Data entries
▼

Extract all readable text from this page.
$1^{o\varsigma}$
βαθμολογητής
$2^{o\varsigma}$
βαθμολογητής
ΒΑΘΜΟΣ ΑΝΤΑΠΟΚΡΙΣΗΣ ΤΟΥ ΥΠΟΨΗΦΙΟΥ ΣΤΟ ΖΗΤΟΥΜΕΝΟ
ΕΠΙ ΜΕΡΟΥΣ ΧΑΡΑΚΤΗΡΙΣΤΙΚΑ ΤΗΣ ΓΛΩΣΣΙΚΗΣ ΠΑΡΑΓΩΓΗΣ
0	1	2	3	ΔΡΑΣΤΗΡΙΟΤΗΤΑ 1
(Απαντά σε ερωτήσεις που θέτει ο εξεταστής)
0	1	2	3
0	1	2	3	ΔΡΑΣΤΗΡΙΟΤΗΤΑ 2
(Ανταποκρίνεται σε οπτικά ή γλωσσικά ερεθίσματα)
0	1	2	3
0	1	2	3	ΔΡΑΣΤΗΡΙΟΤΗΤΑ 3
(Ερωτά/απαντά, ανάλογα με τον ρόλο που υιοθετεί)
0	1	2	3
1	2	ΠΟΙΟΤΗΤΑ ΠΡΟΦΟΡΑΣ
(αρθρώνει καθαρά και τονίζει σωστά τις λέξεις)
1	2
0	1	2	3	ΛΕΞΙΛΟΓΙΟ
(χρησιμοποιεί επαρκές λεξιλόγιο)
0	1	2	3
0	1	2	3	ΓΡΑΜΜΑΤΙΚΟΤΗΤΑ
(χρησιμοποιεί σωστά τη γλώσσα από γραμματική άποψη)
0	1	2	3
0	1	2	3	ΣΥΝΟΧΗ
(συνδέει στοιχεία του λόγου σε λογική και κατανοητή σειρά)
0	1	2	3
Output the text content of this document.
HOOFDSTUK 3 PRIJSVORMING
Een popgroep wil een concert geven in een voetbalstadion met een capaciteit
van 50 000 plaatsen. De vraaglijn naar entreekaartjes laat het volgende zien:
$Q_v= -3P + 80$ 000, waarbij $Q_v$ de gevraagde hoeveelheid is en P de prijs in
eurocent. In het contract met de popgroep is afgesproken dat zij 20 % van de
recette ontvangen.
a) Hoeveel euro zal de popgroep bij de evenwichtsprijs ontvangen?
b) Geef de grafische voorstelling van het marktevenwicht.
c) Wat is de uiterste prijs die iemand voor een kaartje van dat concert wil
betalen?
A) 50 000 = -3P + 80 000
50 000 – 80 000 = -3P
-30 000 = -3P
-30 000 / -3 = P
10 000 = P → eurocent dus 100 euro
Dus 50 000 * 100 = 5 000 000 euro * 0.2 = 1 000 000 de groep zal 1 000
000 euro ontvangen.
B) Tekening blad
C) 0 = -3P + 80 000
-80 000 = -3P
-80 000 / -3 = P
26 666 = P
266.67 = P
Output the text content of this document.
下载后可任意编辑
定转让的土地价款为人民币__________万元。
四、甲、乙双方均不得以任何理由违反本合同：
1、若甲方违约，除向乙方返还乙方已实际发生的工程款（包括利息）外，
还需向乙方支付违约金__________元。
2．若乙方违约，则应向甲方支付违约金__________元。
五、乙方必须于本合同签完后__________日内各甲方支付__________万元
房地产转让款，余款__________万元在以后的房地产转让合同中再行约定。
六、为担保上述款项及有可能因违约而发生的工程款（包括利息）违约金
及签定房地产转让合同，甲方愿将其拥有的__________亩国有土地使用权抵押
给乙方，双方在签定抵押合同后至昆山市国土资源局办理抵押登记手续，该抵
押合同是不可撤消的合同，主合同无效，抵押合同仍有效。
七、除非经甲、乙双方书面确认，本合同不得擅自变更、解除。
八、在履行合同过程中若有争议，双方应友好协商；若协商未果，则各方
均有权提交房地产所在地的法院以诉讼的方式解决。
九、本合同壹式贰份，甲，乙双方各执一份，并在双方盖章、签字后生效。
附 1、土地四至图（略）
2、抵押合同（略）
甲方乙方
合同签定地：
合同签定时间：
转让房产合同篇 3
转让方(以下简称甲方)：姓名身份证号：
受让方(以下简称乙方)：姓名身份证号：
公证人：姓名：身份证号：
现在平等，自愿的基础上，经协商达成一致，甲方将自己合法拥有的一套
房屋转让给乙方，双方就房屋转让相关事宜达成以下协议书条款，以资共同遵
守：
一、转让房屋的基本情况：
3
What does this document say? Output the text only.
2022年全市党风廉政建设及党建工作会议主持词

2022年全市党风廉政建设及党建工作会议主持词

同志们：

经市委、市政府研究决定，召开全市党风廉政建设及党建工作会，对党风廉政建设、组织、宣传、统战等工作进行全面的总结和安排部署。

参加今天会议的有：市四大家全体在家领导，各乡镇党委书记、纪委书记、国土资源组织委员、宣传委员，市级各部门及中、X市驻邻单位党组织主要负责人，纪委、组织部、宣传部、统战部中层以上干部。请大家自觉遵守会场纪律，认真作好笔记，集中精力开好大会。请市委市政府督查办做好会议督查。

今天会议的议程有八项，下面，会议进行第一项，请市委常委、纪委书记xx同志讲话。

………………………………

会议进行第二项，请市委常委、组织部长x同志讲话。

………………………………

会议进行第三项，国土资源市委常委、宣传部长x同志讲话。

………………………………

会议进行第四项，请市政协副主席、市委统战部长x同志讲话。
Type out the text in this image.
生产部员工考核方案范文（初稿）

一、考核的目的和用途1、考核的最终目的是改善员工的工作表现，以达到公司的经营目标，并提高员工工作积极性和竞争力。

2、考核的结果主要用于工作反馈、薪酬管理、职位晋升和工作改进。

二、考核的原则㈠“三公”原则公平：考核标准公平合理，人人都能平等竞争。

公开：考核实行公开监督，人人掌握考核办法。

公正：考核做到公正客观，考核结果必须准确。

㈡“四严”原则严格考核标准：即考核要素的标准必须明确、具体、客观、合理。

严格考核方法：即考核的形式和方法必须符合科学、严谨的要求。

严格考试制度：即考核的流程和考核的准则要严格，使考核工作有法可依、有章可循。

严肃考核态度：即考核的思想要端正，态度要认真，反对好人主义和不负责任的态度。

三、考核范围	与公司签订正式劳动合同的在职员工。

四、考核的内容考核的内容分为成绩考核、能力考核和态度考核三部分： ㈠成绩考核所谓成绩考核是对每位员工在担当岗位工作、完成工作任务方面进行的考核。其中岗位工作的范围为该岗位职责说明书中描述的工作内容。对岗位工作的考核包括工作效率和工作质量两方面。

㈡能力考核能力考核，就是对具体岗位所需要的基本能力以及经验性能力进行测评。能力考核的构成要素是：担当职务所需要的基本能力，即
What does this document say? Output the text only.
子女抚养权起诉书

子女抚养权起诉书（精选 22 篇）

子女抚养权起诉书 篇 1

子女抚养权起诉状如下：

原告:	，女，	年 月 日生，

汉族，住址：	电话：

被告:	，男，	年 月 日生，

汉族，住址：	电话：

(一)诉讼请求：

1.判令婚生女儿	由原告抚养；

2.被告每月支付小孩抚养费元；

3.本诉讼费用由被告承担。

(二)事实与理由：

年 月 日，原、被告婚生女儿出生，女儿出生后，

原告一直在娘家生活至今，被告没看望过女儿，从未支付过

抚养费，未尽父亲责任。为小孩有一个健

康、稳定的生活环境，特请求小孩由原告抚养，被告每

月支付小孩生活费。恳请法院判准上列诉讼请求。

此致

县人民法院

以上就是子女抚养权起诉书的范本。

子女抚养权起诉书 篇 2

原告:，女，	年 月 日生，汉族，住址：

▲

Directions:
From the entries, copy out each line containing the word "请市委常委".

Final result:
今天会议的议程有八项，下面，会议进行第一项，请市委常委、纪委书记xx同志讲话。
会议进行第二项，请市委常委、组织部长x同志讲话。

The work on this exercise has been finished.